> _Data_:
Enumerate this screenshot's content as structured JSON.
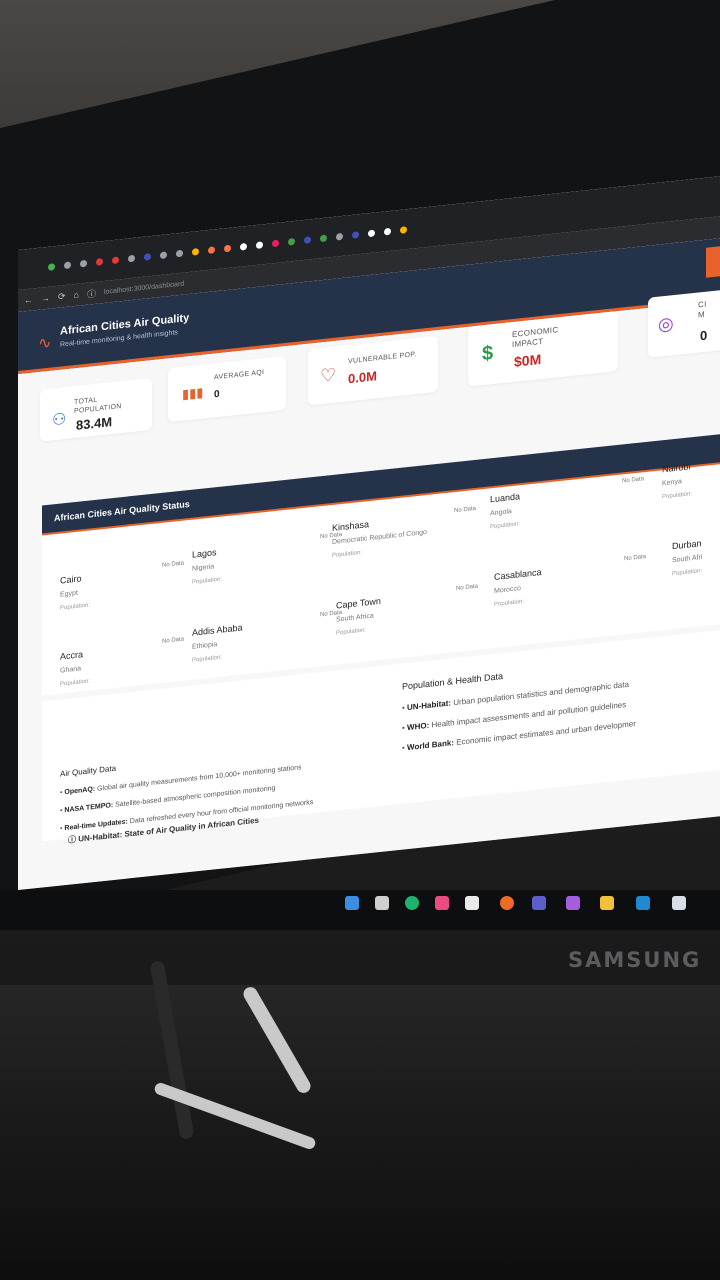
{
  "browser": {
    "url": "localhost:3000/dashboard"
  },
  "header": {
    "title": "African Cities Air Quality",
    "subtitle": "Real-time monitoring & health insights"
  },
  "stats": [
    {
      "label": "TOTAL POPULATION",
      "value": "83.4M",
      "icon": "people-icon",
      "color": "#3b6fd8"
    },
    {
      "label": "AVERAGE AQI",
      "value": "0",
      "icon": "bar-chart-icon",
      "color": "#e8632b"
    },
    {
      "label": "VULNERABLE POP.",
      "value": "0.0M",
      "icon": "heart-icon",
      "color": "#d93a3a"
    },
    {
      "label": "ECONOMIC IMPACT",
      "value": "$0M",
      "icon": "dollar-icon",
      "color": "#2e9a4b"
    },
    {
      "label": "CI M",
      "value": "0",
      "icon": "location-pin-icon",
      "color": "#9b3bd8"
    }
  ],
  "status": {
    "title": "African Cities Air Quality Status",
    "cities": [
      {
        "name": "Cairo",
        "country": "Egypt",
        "population": "Population:",
        "aqi": "No Data"
      },
      {
        "name": "Lagos",
        "country": "Nigeria",
        "population": "Population:",
        "aqi": "No Data"
      },
      {
        "name": "Kinshasa",
        "country": "Democratic Republic of Congo",
        "population": "Population:",
        "aqi": "No Data"
      },
      {
        "name": "Luanda",
        "country": "Angola",
        "population": "Population:",
        "aqi": "No Data"
      },
      {
        "name": "Nairobi",
        "country": "Kenya",
        "population": "Population:",
        "aqi": "No Data"
      },
      {
        "name": "Accra",
        "country": "Ghana",
        "population": "Population:",
        "aqi": "No Data"
      },
      {
        "name": "Addis Ababa",
        "country": "Ethiopia",
        "population": "Population:",
        "aqi": "No Data"
      },
      {
        "name": "Cape Town",
        "country": "South Africa",
        "population": "Population:",
        "aqi": "No Data"
      },
      {
        "name": "Casablanca",
        "country": "Morocco",
        "population": "Population:",
        "aqi": "No Data"
      },
      {
        "name": "Durban",
        "country": "South Afri",
        "population": "Population:",
        "aqi": "No Data"
      }
    ]
  },
  "footer": {
    "air_title": "Air Quality Data",
    "air_items": [
      {
        "bold": "OpenAQ:",
        "text": " Global air quality measurements from 10,000+ monitoring stations"
      },
      {
        "bold": "NASA TEMPO:",
        "text": " Satellite-based atmospheric composition monitoring"
      },
      {
        "bold": "Real-time Updates:",
        "text": " Data refreshed every hour from official monitoring networks"
      }
    ],
    "pop_title": "Population & Health Data",
    "pop_items": [
      {
        "bold": "UN-Habitat:",
        "text": " Urban population statistics and demographic data"
      },
      {
        "bold": "WHO:",
        "text": " Health impact assessments and air pollution guidelines"
      },
      {
        "bold": "World Bank:",
        "text": " Economic impact estimates and urban developmer"
      }
    ],
    "source_link": "UN-Habitat: State of Air Quality in African Cities"
  },
  "monitor_brand": "SAMSUNG"
}
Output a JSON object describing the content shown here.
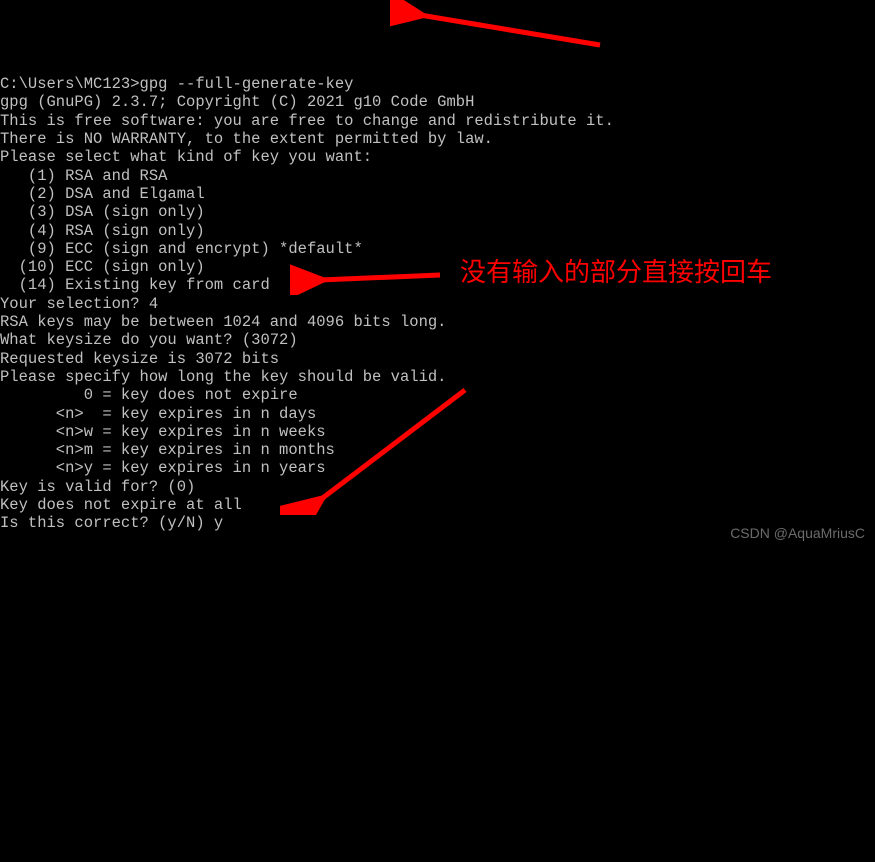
{
  "terminal": {
    "prompt_line": "C:\\Users\\MC123>gpg --full-generate-key",
    "lines": [
      "gpg (GnuPG) 2.3.7; Copyright (C) 2021 g10 Code GmbH",
      "This is free software: you are free to change and redistribute it.",
      "There is NO WARRANTY, to the extent permitted by law.",
      "",
      "Please select what kind of key you want:",
      "   (1) RSA and RSA",
      "   (2) DSA and Elgamal",
      "   (3) DSA (sign only)",
      "   (4) RSA (sign only)",
      "   (9) ECC (sign and encrypt) *default*",
      "  (10) ECC (sign only)",
      "  (14) Existing key from card",
      "Your selection? 4",
      "RSA keys may be between 1024 and 4096 bits long.",
      "What keysize do you want? (3072)",
      "Requested keysize is 3072 bits",
      "Please specify how long the key should be valid.",
      "         0 = key does not expire",
      "      <n>  = key expires in n days",
      "      <n>w = key expires in n weeks",
      "      <n>m = key expires in n months",
      "      <n>y = key expires in n years",
      "Key is valid for? (0)",
      "Key does not expire at all",
      "Is this correct? (y/N) y"
    ]
  },
  "annotations": {
    "text": "没有输入的部分直接按回车"
  },
  "watermark": "CSDN @AquaMriusC"
}
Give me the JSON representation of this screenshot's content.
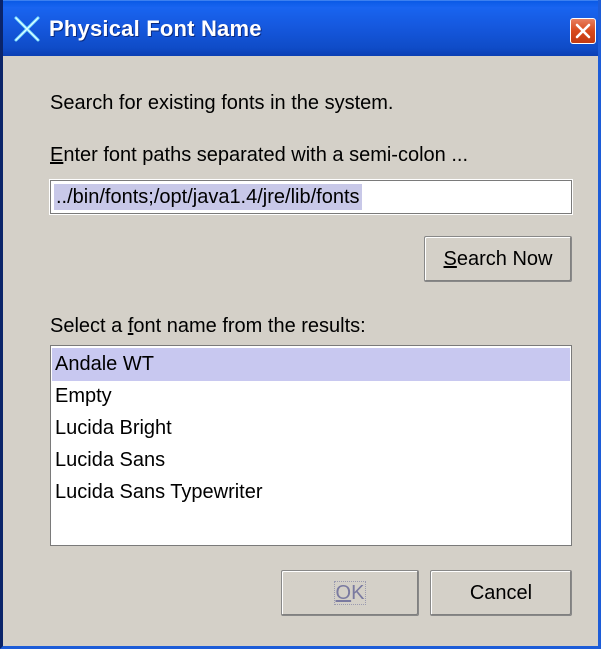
{
  "window": {
    "title": "Physical Font Name",
    "icons": {
      "app": "x-logo-icon",
      "close": "close-icon"
    }
  },
  "search": {
    "description": "Search for existing fonts in the system.",
    "paths_label_mnemonic": "E",
    "paths_label_rest": "nter font paths separated with a semi-colon ...",
    "paths_value": "../bin/fonts;/opt/java1.4/jre/lib/fonts",
    "button_mnemonic": "S",
    "button_rest": "earch Now"
  },
  "results": {
    "label_pre": "Select a ",
    "label_mnemonic": "f",
    "label_post": "ont name from the results:",
    "items": [
      {
        "label": "Andale WT",
        "selected": true
      },
      {
        "label": "Empty",
        "selected": false
      },
      {
        "label": "Lucida Bright",
        "selected": false
      },
      {
        "label": "Lucida Sans",
        "selected": false
      },
      {
        "label": "Lucida Sans Typewriter",
        "selected": false
      }
    ]
  },
  "buttons": {
    "ok_mnemonic": "O",
    "ok_rest": "K",
    "cancel": "Cancel"
  },
  "colors": {
    "titlebar": "#1557dc",
    "dialog_bg": "#d4d0c8",
    "selection": "#c8c8f0",
    "close_button": "#d84a1c"
  }
}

> _Problem details_:
Go through the entries and return each line where the word "text" appears.

> _Completed exercise_:
        "text": " Global air quality measurements from 10,000+ monitoring stations"
        "text": " Satellite-based atmospheric composition monitoring"
        "text": " Data refreshed every hour from official monitoring networks"
        "text": " Urban population statistics and demographic data"
        "text": " Health impact assessments and air pollution guidelines"
        "text": " Economic impact estimates and urban developmer"
    "text": "没有输入的部分直接按回车"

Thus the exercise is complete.